## SET TASK
Rewrite the records below, switching every "x-tick-label" to "x-axis-label" and changing nothing else. Leave the pictures out.

START INPUT MATERIAL

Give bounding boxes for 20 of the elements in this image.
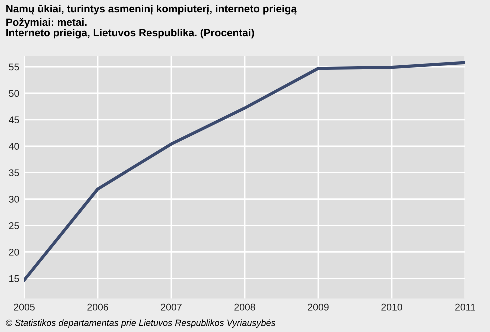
- y-tick-label: 30: [9, 196, 20, 203]
- chart-title: Namų ūkiai, turintys asmeninį kompiuterį, interneto prieigą: [6, 4, 298, 15]
- y-tick-label: 20: [9, 248, 20, 256]
- chart-subtitle: Požymiai: metai. Interneto prieiga, Lietuvos Respublika. (Procentai): [6, 18, 254, 39]
- x-tick-label: 2011: [456, 304, 476, 311]
- y-tick-label: 25: [9, 222, 20, 230]
- x-tick-label: 2005: [14, 304, 35, 311]
- y-tick-label: 40: [9, 143, 20, 150]
- x-tick-label: 2008: [234, 304, 256, 311]
- y-tick-label: 55: [9, 64, 20, 71]
- line-series: [24, 61, 466, 282]
- y-tick-label: 35: [9, 170, 20, 176]
- text: © Statistikos departamentas prie Lietuvos Respublikos Vyriausybės: [6, 320, 276, 328]
- x-tick-label: 2009: [308, 304, 329, 311]
- y-tick-label: 15: [10, 276, 20, 282]
- x-tick-label: 2010: [382, 304, 402, 311]
- x-tick-label: 2007: [161, 304, 182, 311]
- x-tick-label: 2006: [88, 304, 108, 311]
- y-tick-label: 50: [9, 90, 20, 98]
- y-tick-label: 45: [9, 116, 20, 124]
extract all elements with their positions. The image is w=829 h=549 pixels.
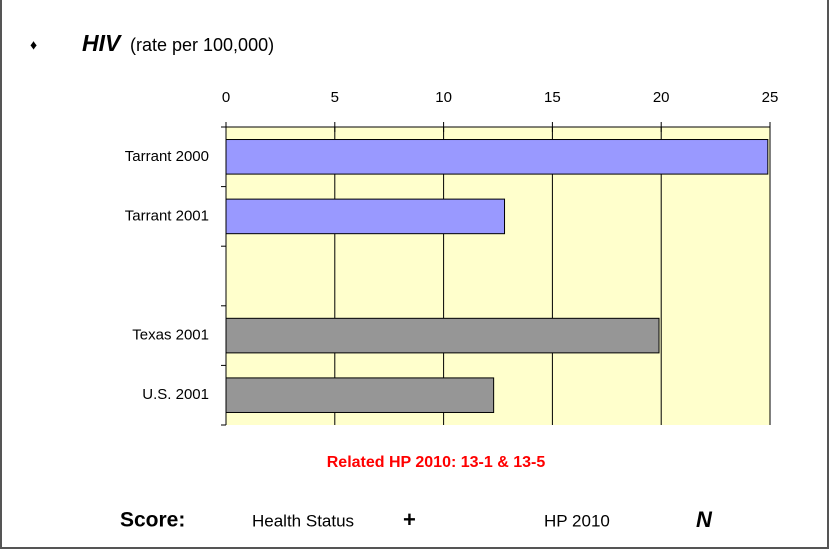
bar bbox=[225, 139, 769, 175]
y-tick-label: U.S. 2001 bbox=[142, 386, 209, 403]
heading: HIV bbox=[82, 30, 122, 56]
x-tick-label: 15 bbox=[544, 89, 561, 106]
x-tick-label: 0 bbox=[222, 89, 230, 106]
score-item-name: Health Status bbox=[252, 511, 354, 530]
heading-note: (rate per 100,000) bbox=[130, 35, 274, 55]
x-tick-label: 10 bbox=[435, 89, 452, 106]
x-tick-label: 25 bbox=[762, 89, 779, 106]
score-label: Score: bbox=[120, 509, 185, 532]
y-tick-label: Tarrant 2001 bbox=[125, 207, 209, 224]
plot-background bbox=[226, 127, 770, 425]
related-note: Related HP 2010: 13-1 & 13-5 bbox=[327, 454, 546, 471]
score-item-symbol: N bbox=[696, 507, 713, 532]
plot: 0 5 10 15 20 25 Tarrant 2000 Tarrant 2001 Texas … bbox=[125, 89, 779, 426]
x-tick-label: 5 bbox=[331, 89, 339, 106]
bar bbox=[225, 198, 506, 235]
bar bbox=[225, 377, 495, 413]
y-tick-label: Tarrant 2000 bbox=[125, 148, 209, 165]
y-tick-label: Texas 2001 bbox=[132, 327, 209, 344]
score-item-symbol: + bbox=[403, 507, 416, 532]
bar bbox=[225, 317, 660, 354]
score-item-name: HP 2010 bbox=[544, 511, 610, 530]
x-tick-label: 20 bbox=[653, 89, 670, 106]
bullet: ♦ bbox=[30, 37, 37, 53]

END INPUT MATERIAL

## RESPONSE TO THIS EXERCISE
Give bounding boxes for 20 of the elements in this image.
- y-tick-label: 30: [9, 196, 20, 203]
- chart-title: Namų ūkiai, turintys asmeninį kompiuterį, interneto prieigą: [6, 4, 298, 15]
- y-tick-label: 20: [9, 248, 20, 256]
- chart-subtitle: Požymiai: metai. Interneto prieiga, Lietuvos Respublika. (Procentai): [6, 18, 254, 39]
- x-axis-label: 2011: [456, 304, 476, 311]
- y-tick-label: 25: [9, 222, 20, 230]
- x-axis-label: 2005: [14, 304, 35, 311]
- y-tick-label: 40: [9, 143, 20, 150]
- x-axis-label: 2008: [234, 304, 256, 311]
- y-tick-label: 55: [9, 64, 20, 71]
- line-series: [24, 61, 466, 282]
- y-tick-label: 35: [9, 170, 20, 176]
- text: © Statistikos departamentas prie Lietuvos Respublikos Vyriausybės: [6, 320, 276, 328]
- x-axis-label: 2009: [308, 304, 329, 311]
- y-tick-label: 15: [10, 276, 20, 282]
- x-axis-label: 2010: [382, 304, 402, 311]
- x-axis-label: 2007: [161, 304, 182, 311]
- x-axis-label: 2006: [88, 304, 108, 311]
- y-tick-label: 50: [9, 90, 20, 98]
- y-tick-label: 45: [9, 116, 20, 124]
extract all elements with their positions. The image is w=829 h=549 pixels.
bar bbox=[225, 139, 769, 175]
y-tick-label: U.S. 2001 bbox=[142, 386, 209, 403]
heading: HIV bbox=[82, 30, 122, 56]
x-axis-label: 15 bbox=[544, 89, 561, 106]
x-axis-label: 0 bbox=[222, 89, 230, 106]
score-item-name: Health Status bbox=[252, 511, 354, 530]
heading-note: (rate per 100,000) bbox=[130, 35, 274, 55]
x-axis-label: 10 bbox=[435, 89, 452, 106]
x-axis-label: 25 bbox=[762, 89, 779, 106]
score-label: Score: bbox=[120, 509, 185, 532]
y-tick-label: Tarrant 2001 bbox=[125, 207, 209, 224]
plot-background bbox=[226, 127, 770, 425]
related-note: Related HP 2010: 13-1 & 13-5 bbox=[327, 454, 546, 471]
score-item-symbol: N bbox=[696, 507, 713, 532]
plot: 0 5 10 15 20 25 Tarrant 2000 Tarrant 2001 Texas … bbox=[125, 89, 779, 426]
x-axis-label: 5 bbox=[331, 89, 339, 106]
bar bbox=[225, 198, 506, 235]
bar bbox=[225, 377, 495, 413]
y-tick-label: Tarrant 2000 bbox=[125, 148, 209, 165]
y-tick-label: Texas 2001 bbox=[132, 327, 209, 344]
score-item-symbol: + bbox=[403, 507, 416, 532]
bar bbox=[225, 317, 660, 354]
score-item-name: HP 2010 bbox=[544, 511, 610, 530]
x-axis-label: 20 bbox=[653, 89, 670, 106]
bullet: ♦ bbox=[30, 37, 37, 53]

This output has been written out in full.